[Begin The input]
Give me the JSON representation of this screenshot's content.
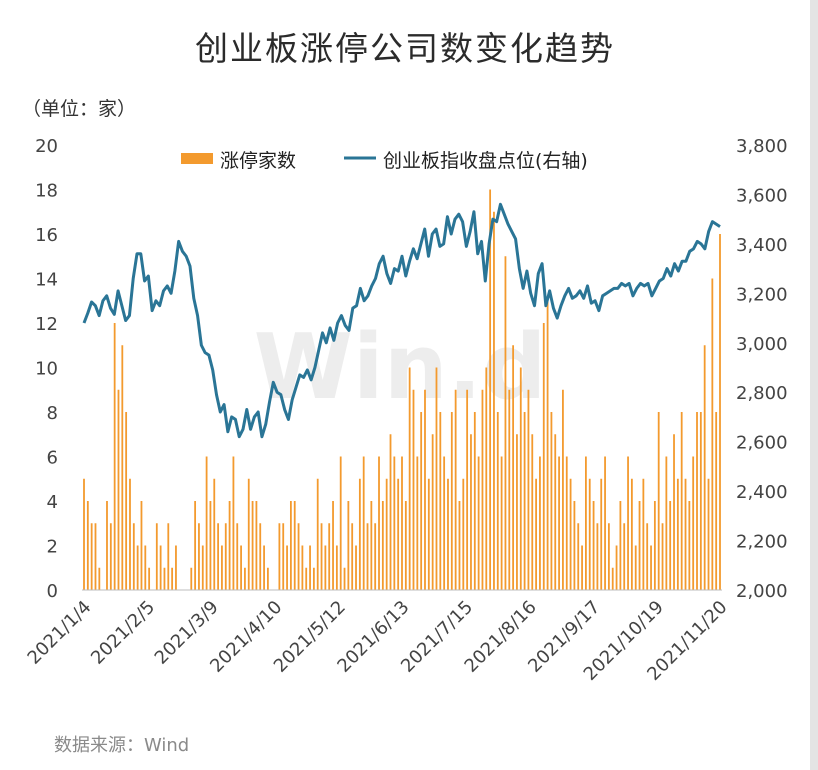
{
  "title": "创业板涨停公司数变化趋势",
  "unit": "（单位：家）",
  "source": "数据来源：Wind",
  "watermark": "Win.d",
  "colors": {
    "bars": "#f39a2e",
    "line": "#2a7596",
    "axis": "#bdbdbd"
  },
  "chart_data": {
    "type": "bar+line",
    "title": "创业板涨停公司数变化趋势",
    "y_left": {
      "label": "（单位：家）",
      "ylim": [
        0,
        20
      ],
      "ticks": [
        "0",
        "2",
        "4",
        "6",
        "8",
        "10",
        "12",
        "14",
        "16",
        "18",
        "20"
      ]
    },
    "y_right": {
      "ylim": [
        2000,
        3800
      ],
      "ticks": [
        "2,000",
        "2,200",
        "2,400",
        "2,600",
        "2,800",
        "3,000",
        "3,200",
        "3,400",
        "3,600",
        "3,800"
      ]
    },
    "x_tick_labels": [
      "2021/1/4",
      "2021/2/5",
      "2021/3/9",
      "2021/4/10",
      "2021/5/12",
      "2021/6/13",
      "2021/7/15",
      "2021/8/16",
      "2021/9/17",
      "2021/10/19",
      "2021/11/20"
    ],
    "legend": {
      "position": "top",
      "entries": [
        "涨停家数",
        "创业板指收盘点位(右轴)"
      ]
    },
    "series": [
      {
        "name": "涨停家数",
        "type": "bar",
        "axis": "left",
        "values": [
          5,
          4,
          3,
          3,
          1,
          0,
          4,
          3,
          12,
          9,
          11,
          8,
          5,
          3,
          2,
          4,
          2,
          1,
          0,
          3,
          2,
          1,
          3,
          1,
          2,
          0,
          0,
          0,
          1,
          4,
          3,
          2,
          6,
          4,
          5,
          3,
          2,
          3,
          4,
          6,
          3,
          2,
          1,
          5,
          4,
          4,
          3,
          2,
          1,
          0,
          0,
          3,
          3,
          2,
          4,
          4,
          3,
          2,
          1,
          2,
          1,
          5,
          3,
          2,
          3,
          4,
          2,
          6,
          1,
          4,
          3,
          2,
          5,
          6,
          3,
          4,
          3,
          6,
          4,
          5,
          7,
          6,
          5,
          6,
          4,
          10,
          9,
          6,
          8,
          9,
          5,
          7,
          10,
          8,
          6,
          5,
          8,
          9,
          4,
          5,
          9,
          7,
          8,
          6,
          9,
          10,
          18,
          17,
          8,
          6,
          15,
          9,
          11,
          7,
          10,
          8,
          9,
          7,
          5,
          6,
          12,
          13,
          8,
          7,
          6,
          9,
          6,
          5,
          4,
          3,
          2,
          6,
          5,
          4,
          3,
          5,
          6,
          3,
          1,
          2,
          4,
          3,
          6,
          5,
          2,
          4,
          5,
          3,
          2,
          4,
          8,
          3,
          6,
          4,
          7,
          5,
          8,
          5,
          4,
          6,
          8,
          8,
          11,
          5,
          14,
          8,
          16
        ]
      },
      {
        "name": "创业板指收盘点位(右轴)",
        "type": "line",
        "axis": "right",
        "values": [
          3080,
          3120,
          3165,
          3150,
          3110,
          3170,
          3190,
          3140,
          3115,
          3210,
          3150,
          3090,
          3110,
          3260,
          3360,
          3360,
          3250,
          3270,
          3130,
          3170,
          3150,
          3210,
          3230,
          3200,
          3290,
          3410,
          3370,
          3350,
          3310,
          3180,
          3110,
          2990,
          2960,
          2950,
          2890,
          2790,
          2720,
          2750,
          2640,
          2700,
          2690,
          2620,
          2650,
          2730,
          2650,
          2700,
          2720,
          2620,
          2670,
          2760,
          2840,
          2800,
          2790,
          2730,
          2690,
          2770,
          2820,
          2870,
          2860,
          2890,
          2850,
          2900,
          2970,
          3040,
          3000,
          3060,
          3010,
          3080,
          3110,
          3070,
          3050,
          3140,
          3150,
          3220,
          3170,
          3190,
          3230,
          3260,
          3320,
          3350,
          3280,
          3240,
          3300,
          3290,
          3350,
          3270,
          3330,
          3380,
          3340,
          3400,
          3460,
          3350,
          3440,
          3460,
          3390,
          3400,
          3510,
          3440,
          3500,
          3520,
          3490,
          3390,
          3450,
          3530,
          3360,
          3410,
          3250,
          3400,
          3500,
          3490,
          3560,
          3520,
          3480,
          3450,
          3420,
          3300,
          3220,
          3290,
          3200,
          3150,
          3280,
          3320,
          3150,
          3210,
          3140,
          3100,
          3150,
          3190,
          3220,
          3180,
          3190,
          3210,
          3180,
          3230,
          3160,
          3170,
          3130,
          3190,
          3200,
          3210,
          3220,
          3220,
          3240,
          3230,
          3240,
          3190,
          3220,
          3240,
          3230,
          3240,
          3190,
          3220,
          3250,
          3260,
          3300,
          3270,
          3320,
          3290,
          3330,
          3330,
          3370,
          3380,
          3410,
          3400,
          3380,
          3450,
          3490,
          3480,
          3470
        ]
      }
    ]
  }
}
[End The input]
• Aim of the exercise
Working from the material above, transcribe it exactly while omitting pictures.

• Solution
Give me the JSON representation of this screenshot's content.
{
  "title": "创业板涨停公司数变化趋势",
  "unit": "（单位：家）",
  "source": "数据来源：Wind",
  "watermark": "Win.d",
  "colors": {
    "bars": "#f39a2e",
    "line": "#2a7596",
    "axis": "#bdbdbd"
  },
  "chart_data": {
    "type": "bar+line",
    "title": "创业板涨停公司数变化趋势",
    "y_left": {
      "label": "（单位：家）",
      "ylim": [
        0,
        20
      ],
      "ticks": [
        "0",
        "2",
        "4",
        "6",
        "8",
        "10",
        "12",
        "14",
        "16",
        "18",
        "20"
      ]
    },
    "y_right": {
      "ylim": [
        2000,
        3800
      ],
      "ticks": [
        "2,000",
        "2,200",
        "2,400",
        "2,600",
        "2,800",
        "3,000",
        "3,200",
        "3,400",
        "3,600",
        "3,800"
      ]
    },
    "x_tick_labels": [
      "2021/1/4",
      "2021/2/5",
      "2021/3/9",
      "2021/4/10",
      "2021/5/12",
      "2021/6/13",
      "2021/7/15",
      "2021/8/16",
      "2021/9/17",
      "2021/10/19",
      "2021/11/20"
    ],
    "legend": {
      "position": "top",
      "entries": [
        "涨停家数",
        "创业板指收盘点位(右轴)"
      ]
    },
    "series": [
      {
        "name": "涨停家数",
        "type": "bar",
        "axis": "left",
        "values": [
          5,
          4,
          3,
          3,
          1,
          0,
          4,
          3,
          12,
          9,
          11,
          8,
          5,
          3,
          2,
          4,
          2,
          1,
          0,
          3,
          2,
          1,
          3,
          1,
          2,
          0,
          0,
          0,
          1,
          4,
          3,
          2,
          6,
          4,
          5,
          3,
          2,
          3,
          4,
          6,
          3,
          2,
          1,
          5,
          4,
          4,
          3,
          2,
          1,
          0,
          0,
          3,
          3,
          2,
          4,
          4,
          3,
          2,
          1,
          2,
          1,
          5,
          3,
          2,
          3,
          4,
          2,
          6,
          1,
          4,
          3,
          2,
          5,
          6,
          3,
          4,
          3,
          6,
          4,
          5,
          7,
          6,
          5,
          6,
          4,
          10,
          9,
          6,
          8,
          9,
          5,
          7,
          10,
          8,
          6,
          5,
          8,
          9,
          4,
          5,
          9,
          7,
          8,
          6,
          9,
          10,
          18,
          17,
          8,
          6,
          15,
          9,
          11,
          7,
          10,
          8,
          9,
          7,
          5,
          6,
          12,
          13,
          8,
          7,
          6,
          9,
          6,
          5,
          4,
          3,
          2,
          6,
          5,
          4,
          3,
          5,
          6,
          3,
          1,
          2,
          4,
          3,
          6,
          5,
          2,
          4,
          5,
          3,
          2,
          4,
          8,
          3,
          6,
          4,
          7,
          5,
          8,
          5,
          4,
          6,
          8,
          8,
          11,
          5,
          14,
          8,
          16
        ]
      },
      {
        "name": "创业板指收盘点位(右轴)",
        "type": "line",
        "axis": "right",
        "values": [
          3080,
          3120,
          3165,
          3150,
          3110,
          3170,
          3190,
          3140,
          3115,
          3210,
          3150,
          3090,
          3110,
          3260,
          3360,
          3360,
          3250,
          3270,
          3130,
          3170,
          3150,
          3210,
          3230,
          3200,
          3290,
          3410,
          3370,
          3350,
          3310,
          3180,
          3110,
          2990,
          2960,
          2950,
          2890,
          2790,
          2720,
          2750,
          2640,
          2700,
          2690,
          2620,
          2650,
          2730,
          2650,
          2700,
          2720,
          2620,
          2670,
          2760,
          2840,
          2800,
          2790,
          2730,
          2690,
          2770,
          2820,
          2870,
          2860,
          2890,
          2850,
          2900,
          2970,
          3040,
          3000,
          3060,
          3010,
          3080,
          3110,
          3070,
          3050,
          3140,
          3150,
          3220,
          3170,
          3190,
          3230,
          3260,
          3320,
          3350,
          3280,
          3240,
          3300,
          3290,
          3350,
          3270,
          3330,
          3380,
          3340,
          3400,
          3460,
          3350,
          3440,
          3460,
          3390,
          3400,
          3510,
          3440,
          3500,
          3520,
          3490,
          3390,
          3450,
          3530,
          3360,
          3410,
          3250,
          3400,
          3500,
          3490,
          3560,
          3520,
          3480,
          3450,
          3420,
          3300,
          3220,
          3290,
          3200,
          3150,
          3280,
          3320,
          3150,
          3210,
          3140,
          3100,
          3150,
          3190,
          3220,
          3180,
          3190,
          3210,
          3180,
          3230,
          3160,
          3170,
          3130,
          3190,
          3200,
          3210,
          3220,
          3220,
          3240,
          3230,
          3240,
          3190,
          3220,
          3240,
          3230,
          3240,
          3190,
          3220,
          3250,
          3260,
          3300,
          3270,
          3320,
          3290,
          3330,
          3330,
          3370,
          3380,
          3410,
          3400,
          3380,
          3450,
          3490,
          3480,
          3470
        ]
      }
    ]
  }
}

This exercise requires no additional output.